## Task goal:
Repeat every entry word for word, but leave the images out of your copy.

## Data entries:
-- BEGIN --

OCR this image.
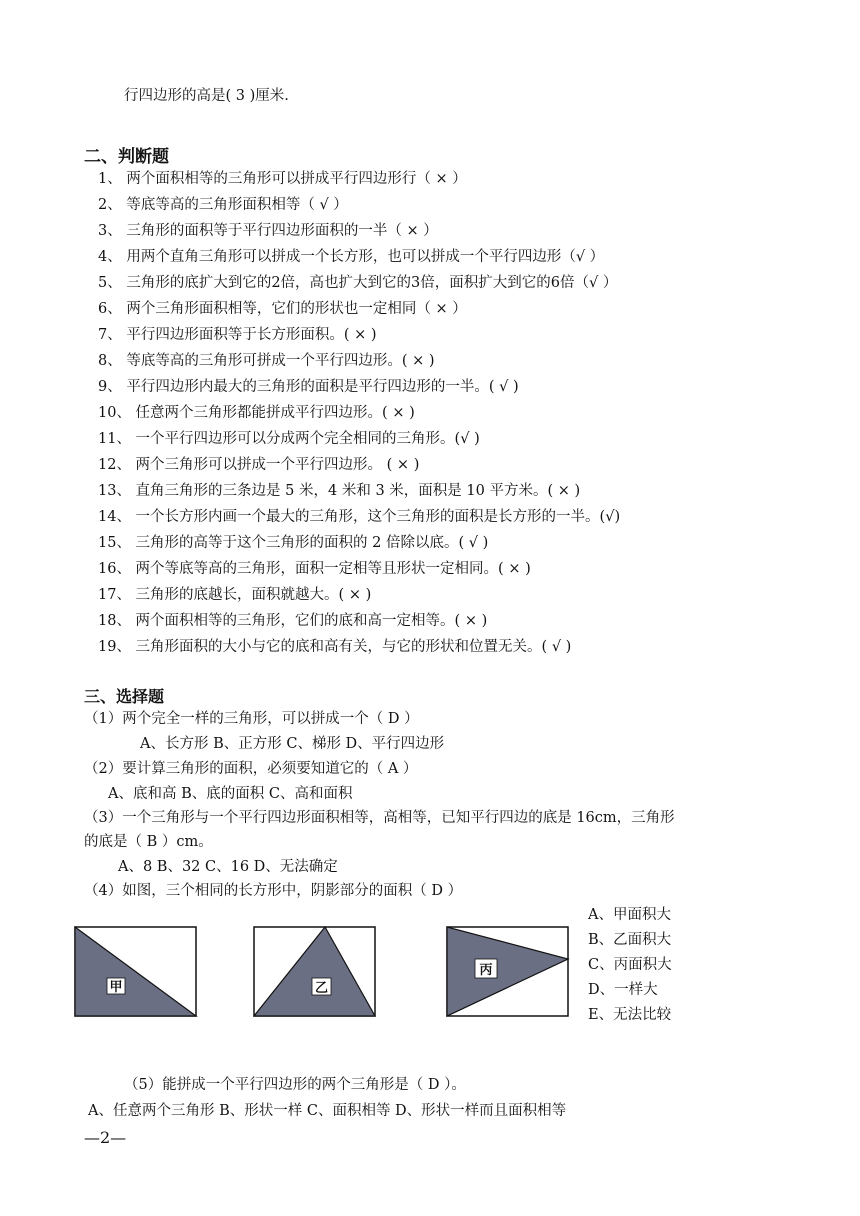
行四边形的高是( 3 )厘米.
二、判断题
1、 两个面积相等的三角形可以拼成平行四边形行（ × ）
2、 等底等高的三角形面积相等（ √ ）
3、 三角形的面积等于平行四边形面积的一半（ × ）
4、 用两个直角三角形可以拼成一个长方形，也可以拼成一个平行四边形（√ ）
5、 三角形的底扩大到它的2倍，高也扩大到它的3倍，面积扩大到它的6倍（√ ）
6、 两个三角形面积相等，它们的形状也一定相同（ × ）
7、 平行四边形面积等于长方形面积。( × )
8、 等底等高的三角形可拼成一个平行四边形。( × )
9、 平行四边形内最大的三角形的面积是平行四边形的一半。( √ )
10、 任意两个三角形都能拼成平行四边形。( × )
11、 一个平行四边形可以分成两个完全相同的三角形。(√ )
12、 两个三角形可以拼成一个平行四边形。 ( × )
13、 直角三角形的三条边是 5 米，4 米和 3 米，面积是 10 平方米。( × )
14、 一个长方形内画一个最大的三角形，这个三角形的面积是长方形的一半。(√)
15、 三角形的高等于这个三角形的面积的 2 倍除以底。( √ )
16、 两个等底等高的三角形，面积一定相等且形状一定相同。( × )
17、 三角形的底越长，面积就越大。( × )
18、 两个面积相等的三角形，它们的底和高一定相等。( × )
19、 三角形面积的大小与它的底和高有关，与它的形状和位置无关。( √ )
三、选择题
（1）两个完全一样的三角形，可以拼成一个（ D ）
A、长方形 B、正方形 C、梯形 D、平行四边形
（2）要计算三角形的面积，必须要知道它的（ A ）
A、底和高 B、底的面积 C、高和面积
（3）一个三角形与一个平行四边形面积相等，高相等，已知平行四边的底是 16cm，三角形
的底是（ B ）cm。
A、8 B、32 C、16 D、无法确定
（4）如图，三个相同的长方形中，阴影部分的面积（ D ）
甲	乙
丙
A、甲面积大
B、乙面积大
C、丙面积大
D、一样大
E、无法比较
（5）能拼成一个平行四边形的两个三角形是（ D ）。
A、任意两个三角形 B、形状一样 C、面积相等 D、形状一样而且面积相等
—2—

-- END --

## Complete answer:
OCR this image.
行四边形的高是( 3 )厘米.
二、判断题
1、 两个面积相等的三角形可以拼成平行四边形行（ × ）
2、 等底等高的三角形面积相等（ √ ）
3、 三角形的面积等于平行四边形面积的一半（ × ）
4、 用两个直角三角形可以拼成一个长方形，也可以拼成一个平行四边形（√ ）
5、 三角形的底扩大到它的2倍，高也扩大到它的3倍，面积扩大到它的6倍（√ ）
6、 两个三角形面积相等，它们的形状也一定相同（ × ）
7、 平行四边形面积等于长方形面积。( × )
8、 等底等高的三角形可拼成一个平行四边形。( × )
9、 平行四边形内最大的三角形的面积是平行四边形的一半。( √ )
10、 任意两个三角形都能拼成平行四边形。( × )
11、 一个平行四边形可以分成两个完全相同的三角形。(√ )
12、 两个三角形可以拼成一个平行四边形。 ( × )
13、 直角三角形的三条边是 5 米，4 米和 3 米，面积是 10 平方米。( × )
14、 一个长方形内画一个最大的三角形，这个三角形的面积是长方形的一半。(√)
15、 三角形的高等于这个三角形的面积的 2 倍除以底。( √ )
16、 两个等底等高的三角形，面积一定相等且形状一定相同。( × )
17、 三角形的底越长，面积就越大。( × )
18、 两个面积相等的三角形，它们的底和高一定相等。( × )
19、 三角形面积的大小与它的底和高有关，与它的形状和位置无关。( √ )
三、选择题
（1）两个完全一样的三角形，可以拼成一个（ D ）
A、长方形 B、正方形 C、梯形 D、平行四边形
（2）要计算三角形的面积，必须要知道它的（ A ）
A、底和高 B、底的面积 C、高和面积
（3）一个三角形与一个平行四边形面积相等，高相等，已知平行四边的底是 16cm，三角形
的底是（ B ）cm。
A、8 B、32 C、16 D、无法确定
（4）如图，三个相同的长方形中，阴影部分的面积（ D ）
甲	乙
丙
A、甲面积大
B、乙面积大
C、丙面积大
D、一样大
E、无法比较
（5）能拼成一个平行四边形的两个三角形是（ D ）。
A、任意两个三角形 B、形状一样 C、面积相等 D、形状一样而且面积相等
—2—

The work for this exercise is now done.